#### WORK TO COMPLETE
Restate the complete material exactly.

#### THE RECORDS
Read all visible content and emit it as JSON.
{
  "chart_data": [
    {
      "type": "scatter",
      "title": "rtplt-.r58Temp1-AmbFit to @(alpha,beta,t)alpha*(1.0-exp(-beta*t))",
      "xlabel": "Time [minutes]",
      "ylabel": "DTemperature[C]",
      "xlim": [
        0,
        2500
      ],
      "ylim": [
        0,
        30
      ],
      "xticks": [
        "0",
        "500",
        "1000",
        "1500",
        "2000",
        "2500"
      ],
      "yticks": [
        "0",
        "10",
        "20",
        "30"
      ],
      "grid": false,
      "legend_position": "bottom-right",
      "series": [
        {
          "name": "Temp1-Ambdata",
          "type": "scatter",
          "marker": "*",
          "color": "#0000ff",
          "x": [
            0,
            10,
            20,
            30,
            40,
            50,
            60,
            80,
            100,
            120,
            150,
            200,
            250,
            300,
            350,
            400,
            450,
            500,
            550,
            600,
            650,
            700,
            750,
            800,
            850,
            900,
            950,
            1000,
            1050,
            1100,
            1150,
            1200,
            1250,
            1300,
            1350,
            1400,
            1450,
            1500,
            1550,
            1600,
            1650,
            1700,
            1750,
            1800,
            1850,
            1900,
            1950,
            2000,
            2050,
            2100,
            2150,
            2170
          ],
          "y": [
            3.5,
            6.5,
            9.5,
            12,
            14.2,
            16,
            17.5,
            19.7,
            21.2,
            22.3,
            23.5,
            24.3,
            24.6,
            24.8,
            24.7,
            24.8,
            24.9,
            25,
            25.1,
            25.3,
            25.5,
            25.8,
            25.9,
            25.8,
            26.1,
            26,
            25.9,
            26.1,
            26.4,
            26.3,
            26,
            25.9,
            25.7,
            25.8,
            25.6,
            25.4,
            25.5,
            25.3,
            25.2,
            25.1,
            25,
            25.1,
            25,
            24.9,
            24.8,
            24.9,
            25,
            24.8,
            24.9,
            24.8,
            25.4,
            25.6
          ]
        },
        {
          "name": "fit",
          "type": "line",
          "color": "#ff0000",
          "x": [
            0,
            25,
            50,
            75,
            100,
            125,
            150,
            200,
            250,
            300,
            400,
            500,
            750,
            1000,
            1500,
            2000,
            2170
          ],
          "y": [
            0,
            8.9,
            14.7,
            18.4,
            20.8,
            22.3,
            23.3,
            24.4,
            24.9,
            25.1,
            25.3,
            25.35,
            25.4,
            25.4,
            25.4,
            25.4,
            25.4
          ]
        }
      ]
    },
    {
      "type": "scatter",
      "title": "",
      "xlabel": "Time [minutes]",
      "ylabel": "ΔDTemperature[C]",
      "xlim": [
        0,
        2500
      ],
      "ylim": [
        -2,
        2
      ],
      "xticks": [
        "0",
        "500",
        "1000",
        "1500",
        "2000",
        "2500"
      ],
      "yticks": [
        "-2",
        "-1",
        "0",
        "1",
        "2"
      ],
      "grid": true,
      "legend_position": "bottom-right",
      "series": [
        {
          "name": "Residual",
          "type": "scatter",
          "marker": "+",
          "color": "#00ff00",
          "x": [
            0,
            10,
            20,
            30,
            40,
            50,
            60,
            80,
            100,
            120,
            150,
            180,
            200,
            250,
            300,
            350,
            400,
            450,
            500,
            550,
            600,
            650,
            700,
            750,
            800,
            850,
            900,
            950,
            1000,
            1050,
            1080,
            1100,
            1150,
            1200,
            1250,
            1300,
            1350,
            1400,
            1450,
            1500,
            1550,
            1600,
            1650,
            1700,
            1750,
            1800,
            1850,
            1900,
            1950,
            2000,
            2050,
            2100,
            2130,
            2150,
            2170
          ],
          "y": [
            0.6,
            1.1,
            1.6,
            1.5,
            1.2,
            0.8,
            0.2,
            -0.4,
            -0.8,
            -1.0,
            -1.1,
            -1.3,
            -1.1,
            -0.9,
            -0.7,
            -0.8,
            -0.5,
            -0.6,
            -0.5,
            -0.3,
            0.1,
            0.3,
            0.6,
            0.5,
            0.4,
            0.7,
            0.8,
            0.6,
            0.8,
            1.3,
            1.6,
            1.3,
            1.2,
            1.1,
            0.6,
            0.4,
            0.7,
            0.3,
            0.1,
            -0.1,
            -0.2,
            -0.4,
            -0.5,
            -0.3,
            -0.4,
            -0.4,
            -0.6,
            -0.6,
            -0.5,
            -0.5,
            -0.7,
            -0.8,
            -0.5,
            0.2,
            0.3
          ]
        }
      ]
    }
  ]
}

#### FINAL RESULT
Read all visible content and emit it as JSON.
{
  "chart_data": [
    {
      "type": "scatter",
      "title": "rtplt-.r58Temp1-AmbFit to @(alpha,beta,t)alpha*(1.0-exp(-beta*t))",
      "xlabel": "Time [minutes]",
      "ylabel": "DTemperature[C]",
      "xlim": [
        0,
        2500
      ],
      "ylim": [
        0,
        30
      ],
      "xticks": [
        "0",
        "500",
        "1000",
        "1500",
        "2000",
        "2500"
      ],
      "yticks": [
        "0",
        "10",
        "20",
        "30"
      ],
      "grid": false,
      "legend_position": "bottom-right",
      "series": [
        {
          "name": "Temp1-Ambdata",
          "type": "scatter",
          "marker": "*",
          "color": "#0000ff",
          "x": [
            0,
            10,
            20,
            30,
            40,
            50,
            60,
            80,
            100,
            120,
            150,
            200,
            250,
            300,
            350,
            400,
            450,
            500,
            550,
            600,
            650,
            700,
            750,
            800,
            850,
            900,
            950,
            1000,
            1050,
            1100,
            1150,
            1200,
            1250,
            1300,
            1350,
            1400,
            1450,
            1500,
            1550,
            1600,
            1650,
            1700,
            1750,
            1800,
            1850,
            1900,
            1950,
            2000,
            2050,
            2100,
            2150,
            2170
          ],
          "y": [
            3.5,
            6.5,
            9.5,
            12,
            14.2,
            16,
            17.5,
            19.7,
            21.2,
            22.3,
            23.5,
            24.3,
            24.6,
            24.8,
            24.7,
            24.8,
            24.9,
            25,
            25.1,
            25.3,
            25.5,
            25.8,
            25.9,
            25.8,
            26.1,
            26,
            25.9,
            26.1,
            26.4,
            26.3,
            26,
            25.9,
            25.7,
            25.8,
            25.6,
            25.4,
            25.5,
            25.3,
            25.2,
            25.1,
            25,
            25.1,
            25,
            24.9,
            24.8,
            24.9,
            25,
            24.8,
            24.9,
            24.8,
            25.4,
            25.6
          ]
        },
        {
          "name": "fit",
          "type": "line",
          "color": "#ff0000",
          "x": [
            0,
            25,
            50,
            75,
            100,
            125,
            150,
            200,
            250,
            300,
            400,
            500,
            750,
            1000,
            1500,
            2000,
            2170
          ],
          "y": [
            0,
            8.9,
            14.7,
            18.4,
            20.8,
            22.3,
            23.3,
            24.4,
            24.9,
            25.1,
            25.3,
            25.35,
            25.4,
            25.4,
            25.4,
            25.4,
            25.4
          ]
        }
      ]
    },
    {
      "type": "scatter",
      "title": "",
      "xlabel": "Time [minutes]",
      "ylabel": "ΔDTemperature[C]",
      "xlim": [
        0,
        2500
      ],
      "ylim": [
        -2,
        2
      ],
      "xticks": [
        "0",
        "500",
        "1000",
        "1500",
        "2000",
        "2500"
      ],
      "yticks": [
        "-2",
        "-1",
        "0",
        "1",
        "2"
      ],
      "grid": true,
      "legend_position": "bottom-right",
      "series": [
        {
          "name": "Residual",
          "type": "scatter",
          "marker": "+",
          "color": "#00ff00",
          "x": [
            0,
            10,
            20,
            30,
            40,
            50,
            60,
            80,
            100,
            120,
            150,
            180,
            200,
            250,
            300,
            350,
            400,
            450,
            500,
            550,
            600,
            650,
            700,
            750,
            800,
            850,
            900,
            950,
            1000,
            1050,
            1080,
            1100,
            1150,
            1200,
            1250,
            1300,
            1350,
            1400,
            1450,
            1500,
            1550,
            1600,
            1650,
            1700,
            1750,
            1800,
            1850,
            1900,
            1950,
            2000,
            2050,
            2100,
            2130,
            2150,
            2170
          ],
          "y": [
            0.6,
            1.1,
            1.6,
            1.5,
            1.2,
            0.8,
            0.2,
            -0.4,
            -0.8,
            -1.0,
            -1.1,
            -1.3,
            -1.1,
            -0.9,
            -0.7,
            -0.8,
            -0.5,
            -0.6,
            -0.5,
            -0.3,
            0.1,
            0.3,
            0.6,
            0.5,
            0.4,
            0.7,
            0.8,
            0.6,
            0.8,
            1.3,
            1.6,
            1.3,
            1.2,
            1.1,
            0.6,
            0.4,
            0.7,
            0.3,
            0.1,
            -0.1,
            -0.2,
            -0.4,
            -0.5,
            -0.3,
            -0.4,
            -0.4,
            -0.6,
            -0.6,
            -0.5,
            -0.5,
            -0.7,
            -0.8,
            -0.5,
            0.2,
            0.3
          ]
        }
      ]
    }
  ]
}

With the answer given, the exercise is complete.